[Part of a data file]
......

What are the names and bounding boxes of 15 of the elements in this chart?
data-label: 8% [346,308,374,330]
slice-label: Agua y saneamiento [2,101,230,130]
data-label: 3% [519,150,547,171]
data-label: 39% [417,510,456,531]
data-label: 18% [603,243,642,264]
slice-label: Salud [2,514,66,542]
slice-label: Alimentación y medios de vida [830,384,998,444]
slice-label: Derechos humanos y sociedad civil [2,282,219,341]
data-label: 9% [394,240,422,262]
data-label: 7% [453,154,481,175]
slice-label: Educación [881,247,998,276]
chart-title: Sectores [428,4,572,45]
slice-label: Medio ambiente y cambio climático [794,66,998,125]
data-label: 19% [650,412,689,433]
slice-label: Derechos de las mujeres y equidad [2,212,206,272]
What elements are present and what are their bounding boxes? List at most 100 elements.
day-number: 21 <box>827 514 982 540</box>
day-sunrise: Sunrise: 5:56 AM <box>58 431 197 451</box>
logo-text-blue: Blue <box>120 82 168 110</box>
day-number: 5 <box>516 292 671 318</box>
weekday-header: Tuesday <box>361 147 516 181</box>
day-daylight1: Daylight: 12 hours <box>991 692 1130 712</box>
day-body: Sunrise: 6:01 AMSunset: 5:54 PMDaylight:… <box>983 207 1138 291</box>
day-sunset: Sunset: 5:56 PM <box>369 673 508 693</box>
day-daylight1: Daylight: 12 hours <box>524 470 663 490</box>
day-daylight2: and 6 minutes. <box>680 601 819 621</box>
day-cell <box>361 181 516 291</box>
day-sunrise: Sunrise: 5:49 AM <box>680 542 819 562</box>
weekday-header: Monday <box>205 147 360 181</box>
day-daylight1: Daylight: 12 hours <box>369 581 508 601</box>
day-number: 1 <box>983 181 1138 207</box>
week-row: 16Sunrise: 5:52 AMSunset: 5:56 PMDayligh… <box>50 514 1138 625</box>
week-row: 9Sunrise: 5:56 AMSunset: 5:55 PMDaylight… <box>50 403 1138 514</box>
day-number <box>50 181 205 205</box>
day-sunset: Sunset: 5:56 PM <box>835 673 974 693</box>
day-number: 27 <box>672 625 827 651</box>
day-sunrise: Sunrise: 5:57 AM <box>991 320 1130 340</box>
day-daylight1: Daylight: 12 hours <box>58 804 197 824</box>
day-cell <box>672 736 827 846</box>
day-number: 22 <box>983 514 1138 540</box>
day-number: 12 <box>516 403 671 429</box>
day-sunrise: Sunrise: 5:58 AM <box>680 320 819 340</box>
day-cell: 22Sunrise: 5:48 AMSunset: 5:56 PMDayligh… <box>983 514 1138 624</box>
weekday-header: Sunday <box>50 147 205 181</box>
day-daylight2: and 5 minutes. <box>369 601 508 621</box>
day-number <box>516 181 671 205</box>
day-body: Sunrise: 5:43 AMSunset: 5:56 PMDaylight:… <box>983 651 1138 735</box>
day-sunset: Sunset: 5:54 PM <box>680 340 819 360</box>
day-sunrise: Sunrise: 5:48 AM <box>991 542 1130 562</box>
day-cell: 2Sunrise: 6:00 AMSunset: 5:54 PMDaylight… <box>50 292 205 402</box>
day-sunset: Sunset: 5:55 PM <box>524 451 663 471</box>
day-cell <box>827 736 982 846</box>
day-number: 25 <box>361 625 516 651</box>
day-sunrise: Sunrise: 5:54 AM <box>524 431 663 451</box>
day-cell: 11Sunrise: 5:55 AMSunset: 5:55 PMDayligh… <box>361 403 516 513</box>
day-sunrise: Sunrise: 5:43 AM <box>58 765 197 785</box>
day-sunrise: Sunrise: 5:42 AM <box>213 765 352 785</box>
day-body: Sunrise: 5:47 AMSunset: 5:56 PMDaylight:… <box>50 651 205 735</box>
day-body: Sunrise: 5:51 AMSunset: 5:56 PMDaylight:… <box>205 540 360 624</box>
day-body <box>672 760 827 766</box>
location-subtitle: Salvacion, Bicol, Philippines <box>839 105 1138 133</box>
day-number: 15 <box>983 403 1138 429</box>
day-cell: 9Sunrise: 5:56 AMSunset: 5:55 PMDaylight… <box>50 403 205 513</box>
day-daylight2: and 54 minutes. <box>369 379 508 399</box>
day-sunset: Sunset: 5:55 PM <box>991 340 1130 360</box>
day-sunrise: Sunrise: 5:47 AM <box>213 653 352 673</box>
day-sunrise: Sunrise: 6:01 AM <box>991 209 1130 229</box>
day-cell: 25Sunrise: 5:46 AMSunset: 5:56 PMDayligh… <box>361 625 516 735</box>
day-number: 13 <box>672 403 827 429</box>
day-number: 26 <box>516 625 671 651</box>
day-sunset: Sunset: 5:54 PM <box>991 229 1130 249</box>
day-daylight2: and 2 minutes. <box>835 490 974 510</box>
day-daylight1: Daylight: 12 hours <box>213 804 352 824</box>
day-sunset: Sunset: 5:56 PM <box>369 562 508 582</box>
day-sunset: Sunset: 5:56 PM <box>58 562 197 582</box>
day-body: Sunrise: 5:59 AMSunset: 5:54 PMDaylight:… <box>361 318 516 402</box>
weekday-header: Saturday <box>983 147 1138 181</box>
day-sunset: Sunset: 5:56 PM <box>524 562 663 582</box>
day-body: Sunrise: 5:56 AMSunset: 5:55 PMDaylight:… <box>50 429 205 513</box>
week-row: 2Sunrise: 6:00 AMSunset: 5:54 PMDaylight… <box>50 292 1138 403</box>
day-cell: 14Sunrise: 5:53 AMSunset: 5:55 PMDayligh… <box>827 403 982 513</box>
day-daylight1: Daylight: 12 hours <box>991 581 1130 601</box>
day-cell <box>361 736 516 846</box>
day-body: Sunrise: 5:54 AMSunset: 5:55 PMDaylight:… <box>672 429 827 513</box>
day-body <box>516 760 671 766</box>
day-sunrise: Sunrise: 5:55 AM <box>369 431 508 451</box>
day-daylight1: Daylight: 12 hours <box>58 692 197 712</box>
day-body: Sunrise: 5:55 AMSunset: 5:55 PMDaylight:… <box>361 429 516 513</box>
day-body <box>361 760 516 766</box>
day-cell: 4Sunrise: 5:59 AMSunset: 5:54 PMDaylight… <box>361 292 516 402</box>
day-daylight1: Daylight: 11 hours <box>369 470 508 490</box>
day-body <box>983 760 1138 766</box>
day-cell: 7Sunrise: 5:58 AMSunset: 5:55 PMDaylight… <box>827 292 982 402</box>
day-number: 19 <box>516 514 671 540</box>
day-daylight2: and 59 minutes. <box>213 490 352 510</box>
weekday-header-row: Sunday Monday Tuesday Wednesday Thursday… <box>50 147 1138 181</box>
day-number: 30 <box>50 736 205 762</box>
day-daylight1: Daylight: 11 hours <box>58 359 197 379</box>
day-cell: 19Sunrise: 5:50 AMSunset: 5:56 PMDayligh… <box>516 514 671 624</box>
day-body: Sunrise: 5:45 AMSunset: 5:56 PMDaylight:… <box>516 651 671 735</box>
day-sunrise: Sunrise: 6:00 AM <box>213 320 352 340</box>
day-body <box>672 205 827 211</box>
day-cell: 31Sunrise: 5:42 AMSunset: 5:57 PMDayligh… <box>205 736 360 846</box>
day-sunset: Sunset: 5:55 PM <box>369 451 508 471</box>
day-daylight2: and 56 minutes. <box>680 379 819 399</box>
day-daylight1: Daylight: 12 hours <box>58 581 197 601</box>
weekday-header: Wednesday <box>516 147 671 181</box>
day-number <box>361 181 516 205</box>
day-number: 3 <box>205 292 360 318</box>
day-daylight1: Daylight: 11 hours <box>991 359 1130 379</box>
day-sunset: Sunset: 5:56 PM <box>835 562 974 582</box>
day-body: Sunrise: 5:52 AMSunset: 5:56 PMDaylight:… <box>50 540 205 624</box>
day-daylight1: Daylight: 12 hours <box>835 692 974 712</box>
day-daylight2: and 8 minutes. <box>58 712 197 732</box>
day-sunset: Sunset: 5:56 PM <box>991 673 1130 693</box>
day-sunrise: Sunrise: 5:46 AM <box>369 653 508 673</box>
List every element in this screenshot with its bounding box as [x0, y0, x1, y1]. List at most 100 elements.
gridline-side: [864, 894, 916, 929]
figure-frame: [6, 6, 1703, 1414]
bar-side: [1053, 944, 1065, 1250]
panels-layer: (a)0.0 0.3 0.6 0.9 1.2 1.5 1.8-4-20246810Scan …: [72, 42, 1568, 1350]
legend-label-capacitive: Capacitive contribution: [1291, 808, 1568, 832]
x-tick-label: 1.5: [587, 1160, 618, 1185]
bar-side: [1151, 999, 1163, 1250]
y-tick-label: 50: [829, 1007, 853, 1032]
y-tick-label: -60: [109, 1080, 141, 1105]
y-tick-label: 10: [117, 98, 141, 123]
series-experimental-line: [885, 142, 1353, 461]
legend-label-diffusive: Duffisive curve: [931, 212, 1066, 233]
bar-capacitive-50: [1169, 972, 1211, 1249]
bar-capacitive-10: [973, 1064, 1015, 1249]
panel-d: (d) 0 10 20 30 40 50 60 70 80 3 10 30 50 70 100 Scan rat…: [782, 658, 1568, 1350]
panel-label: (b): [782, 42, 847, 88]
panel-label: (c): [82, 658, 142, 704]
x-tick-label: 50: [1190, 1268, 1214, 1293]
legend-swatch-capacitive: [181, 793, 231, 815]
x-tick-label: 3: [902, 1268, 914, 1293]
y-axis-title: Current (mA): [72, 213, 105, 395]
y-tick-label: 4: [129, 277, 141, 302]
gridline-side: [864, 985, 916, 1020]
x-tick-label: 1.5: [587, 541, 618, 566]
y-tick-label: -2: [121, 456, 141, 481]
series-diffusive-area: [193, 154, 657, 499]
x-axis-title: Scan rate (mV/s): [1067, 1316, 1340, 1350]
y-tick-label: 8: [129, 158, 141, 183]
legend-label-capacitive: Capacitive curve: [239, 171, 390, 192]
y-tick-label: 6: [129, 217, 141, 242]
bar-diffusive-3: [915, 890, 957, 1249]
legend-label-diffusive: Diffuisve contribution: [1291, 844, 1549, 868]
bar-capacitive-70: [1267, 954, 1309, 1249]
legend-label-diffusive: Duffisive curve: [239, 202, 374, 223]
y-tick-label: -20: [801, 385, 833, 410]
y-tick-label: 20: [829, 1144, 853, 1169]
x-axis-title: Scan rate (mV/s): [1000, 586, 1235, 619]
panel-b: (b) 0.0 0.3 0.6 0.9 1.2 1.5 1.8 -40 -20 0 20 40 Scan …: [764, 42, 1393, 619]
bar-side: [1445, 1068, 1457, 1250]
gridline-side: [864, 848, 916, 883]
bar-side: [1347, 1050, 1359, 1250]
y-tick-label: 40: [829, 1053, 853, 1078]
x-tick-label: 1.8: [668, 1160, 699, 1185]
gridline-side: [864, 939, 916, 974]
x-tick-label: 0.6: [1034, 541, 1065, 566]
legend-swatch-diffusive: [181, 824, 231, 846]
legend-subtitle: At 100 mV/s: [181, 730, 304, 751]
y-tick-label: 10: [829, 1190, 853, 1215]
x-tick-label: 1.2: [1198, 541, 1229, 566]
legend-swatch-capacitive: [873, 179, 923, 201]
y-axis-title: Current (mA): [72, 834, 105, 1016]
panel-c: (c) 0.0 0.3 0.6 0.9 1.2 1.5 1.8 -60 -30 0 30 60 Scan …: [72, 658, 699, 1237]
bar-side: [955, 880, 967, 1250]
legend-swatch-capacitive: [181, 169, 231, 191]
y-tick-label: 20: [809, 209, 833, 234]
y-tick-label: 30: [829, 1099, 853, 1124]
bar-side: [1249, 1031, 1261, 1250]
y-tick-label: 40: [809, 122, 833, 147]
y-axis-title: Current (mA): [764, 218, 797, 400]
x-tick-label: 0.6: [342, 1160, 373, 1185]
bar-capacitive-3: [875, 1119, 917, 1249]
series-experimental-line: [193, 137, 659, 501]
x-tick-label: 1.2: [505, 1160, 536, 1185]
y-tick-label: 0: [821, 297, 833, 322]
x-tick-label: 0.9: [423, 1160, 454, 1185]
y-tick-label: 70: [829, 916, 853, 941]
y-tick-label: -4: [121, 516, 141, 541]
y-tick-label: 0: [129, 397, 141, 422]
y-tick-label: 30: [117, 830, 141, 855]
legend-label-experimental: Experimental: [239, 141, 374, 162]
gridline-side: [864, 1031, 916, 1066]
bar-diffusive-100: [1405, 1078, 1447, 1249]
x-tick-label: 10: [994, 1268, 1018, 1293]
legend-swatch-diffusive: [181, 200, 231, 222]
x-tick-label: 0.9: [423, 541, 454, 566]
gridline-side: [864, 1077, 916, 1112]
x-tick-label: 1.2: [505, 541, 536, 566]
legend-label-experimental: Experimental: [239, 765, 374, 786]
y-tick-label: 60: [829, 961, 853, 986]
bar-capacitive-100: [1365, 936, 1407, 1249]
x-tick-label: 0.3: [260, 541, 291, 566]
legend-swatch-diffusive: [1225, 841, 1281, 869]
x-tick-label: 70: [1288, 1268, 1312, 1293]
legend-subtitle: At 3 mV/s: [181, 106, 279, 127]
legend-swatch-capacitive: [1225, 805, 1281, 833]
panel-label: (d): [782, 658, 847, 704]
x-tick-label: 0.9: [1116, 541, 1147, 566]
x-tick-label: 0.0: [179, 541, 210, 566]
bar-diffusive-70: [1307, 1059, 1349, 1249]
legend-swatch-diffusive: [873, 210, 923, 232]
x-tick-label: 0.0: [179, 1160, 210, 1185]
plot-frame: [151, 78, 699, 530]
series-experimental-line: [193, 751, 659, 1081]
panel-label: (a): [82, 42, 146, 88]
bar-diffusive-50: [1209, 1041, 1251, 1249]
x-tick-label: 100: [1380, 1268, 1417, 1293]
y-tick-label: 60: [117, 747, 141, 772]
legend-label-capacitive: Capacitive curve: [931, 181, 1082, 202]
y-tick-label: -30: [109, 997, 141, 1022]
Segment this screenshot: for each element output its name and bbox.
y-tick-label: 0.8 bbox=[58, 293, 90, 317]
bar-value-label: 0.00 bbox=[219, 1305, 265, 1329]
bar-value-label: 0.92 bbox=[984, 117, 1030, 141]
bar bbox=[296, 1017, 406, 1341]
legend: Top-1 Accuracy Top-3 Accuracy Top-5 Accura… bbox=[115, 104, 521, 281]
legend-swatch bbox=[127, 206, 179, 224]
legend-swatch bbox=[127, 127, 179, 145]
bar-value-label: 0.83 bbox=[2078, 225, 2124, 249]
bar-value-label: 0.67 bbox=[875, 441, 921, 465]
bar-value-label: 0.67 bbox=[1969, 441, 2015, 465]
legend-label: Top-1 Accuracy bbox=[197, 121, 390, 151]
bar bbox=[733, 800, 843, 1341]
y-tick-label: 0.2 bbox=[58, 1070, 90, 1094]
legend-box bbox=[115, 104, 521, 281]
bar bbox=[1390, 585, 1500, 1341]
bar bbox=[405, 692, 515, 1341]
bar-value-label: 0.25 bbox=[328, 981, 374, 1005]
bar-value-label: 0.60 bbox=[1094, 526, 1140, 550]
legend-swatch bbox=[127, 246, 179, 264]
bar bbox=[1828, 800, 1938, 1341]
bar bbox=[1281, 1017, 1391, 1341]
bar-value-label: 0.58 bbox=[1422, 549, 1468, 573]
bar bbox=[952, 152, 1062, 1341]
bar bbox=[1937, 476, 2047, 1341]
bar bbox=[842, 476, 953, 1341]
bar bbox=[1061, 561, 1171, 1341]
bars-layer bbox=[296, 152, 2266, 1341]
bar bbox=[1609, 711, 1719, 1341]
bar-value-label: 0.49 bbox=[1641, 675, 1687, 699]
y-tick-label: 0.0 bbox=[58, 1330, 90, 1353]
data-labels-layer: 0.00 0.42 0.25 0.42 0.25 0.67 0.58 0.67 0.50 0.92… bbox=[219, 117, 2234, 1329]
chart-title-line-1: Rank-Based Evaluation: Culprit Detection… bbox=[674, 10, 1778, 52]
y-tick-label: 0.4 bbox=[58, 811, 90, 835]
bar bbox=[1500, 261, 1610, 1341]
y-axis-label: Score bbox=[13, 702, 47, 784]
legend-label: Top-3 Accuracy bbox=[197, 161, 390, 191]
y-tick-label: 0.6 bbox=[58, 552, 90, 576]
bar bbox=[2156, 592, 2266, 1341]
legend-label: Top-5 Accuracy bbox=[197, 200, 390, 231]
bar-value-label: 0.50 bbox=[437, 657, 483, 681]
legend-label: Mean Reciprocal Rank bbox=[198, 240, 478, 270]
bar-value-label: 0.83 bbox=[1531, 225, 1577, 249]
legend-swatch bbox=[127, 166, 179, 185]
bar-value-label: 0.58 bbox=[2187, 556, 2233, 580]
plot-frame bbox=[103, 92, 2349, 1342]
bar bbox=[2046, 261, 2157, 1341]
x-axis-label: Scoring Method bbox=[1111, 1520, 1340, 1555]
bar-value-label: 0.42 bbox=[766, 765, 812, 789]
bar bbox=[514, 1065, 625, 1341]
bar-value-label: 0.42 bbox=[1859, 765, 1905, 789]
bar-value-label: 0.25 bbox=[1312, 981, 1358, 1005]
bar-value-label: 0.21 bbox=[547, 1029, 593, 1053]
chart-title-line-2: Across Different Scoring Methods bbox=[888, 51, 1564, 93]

......

**Task requirements:**
Return the lines of the records from the first line up to and including the line that contains "day-number: 21 <box>827 514 982 540</box>". Reproduce them verbatim.

**Response to this task:**
What are the names and bounding boxes of 15 of the elements in this chart?
data-label: 8% [346,308,374,330]
slice-label: Agua y saneamiento [2,101,230,130]
data-label: 3% [519,150,547,171]
data-label: 39% [417,510,456,531]
data-label: 18% [603,243,642,264]
slice-label: Salud [2,514,66,542]
slice-label: Alimentación y medios de vida [830,384,998,444]
slice-label: Derechos humanos y sociedad civil [2,282,219,341]
data-label: 9% [394,240,422,262]
data-label: 7% [453,154,481,175]
slice-label: Educación [881,247,998,276]
chart-title: Sectores [428,4,572,45]
slice-label: Medio ambiente y cambio climático [794,66,998,125]
data-label: 19% [650,412,689,433]
slice-label: Derechos de las mujeres y equidad [2,212,206,272]
What elements are present and what are their bounding boxes? List at most 100 elements.
day-number: 21 <box>827 514 982 540</box>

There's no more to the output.